WRITTEN EXERCISE: Transcribe the lines below verbatim, skipping the images.

··· PROVIDED RECORDS ···

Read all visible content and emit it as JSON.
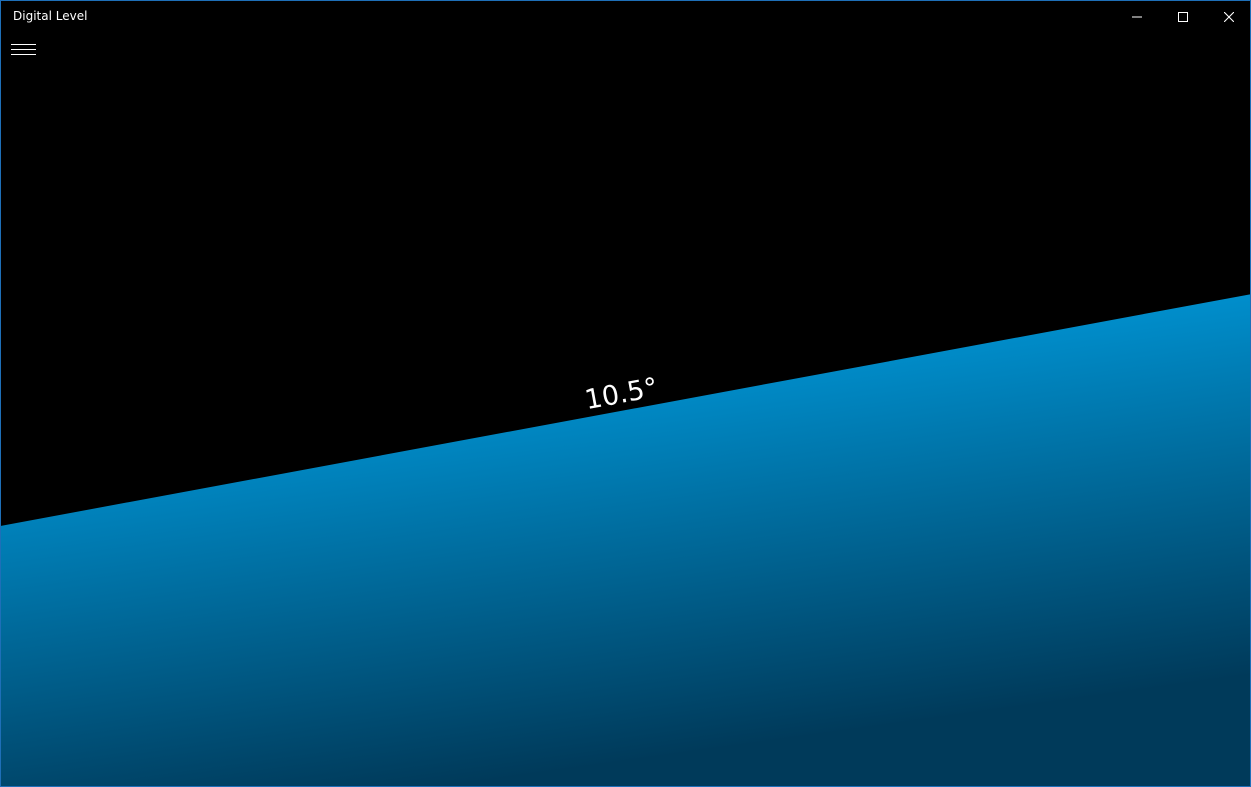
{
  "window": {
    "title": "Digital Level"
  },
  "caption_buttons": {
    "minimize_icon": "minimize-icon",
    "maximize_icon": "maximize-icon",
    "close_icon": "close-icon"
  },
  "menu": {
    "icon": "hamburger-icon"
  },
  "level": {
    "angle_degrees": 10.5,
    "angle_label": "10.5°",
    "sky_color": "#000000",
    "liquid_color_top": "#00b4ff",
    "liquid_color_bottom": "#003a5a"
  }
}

···

THE RESULT:
Read all visible content and emit it as JSON.
{
  "window": {
    "title": "Digital Level"
  },
  "caption_buttons": {
    "minimize_icon": "minimize-icon",
    "maximize_icon": "maximize-icon",
    "close_icon": "close-icon"
  },
  "menu": {
    "icon": "hamburger-icon"
  },
  "level": {
    "angle_degrees": 10.5,
    "angle_label": "10.5°",
    "sky_color": "#000000",
    "liquid_color_top": "#00b4ff",
    "liquid_color_bottom": "#003a5a"
  }
}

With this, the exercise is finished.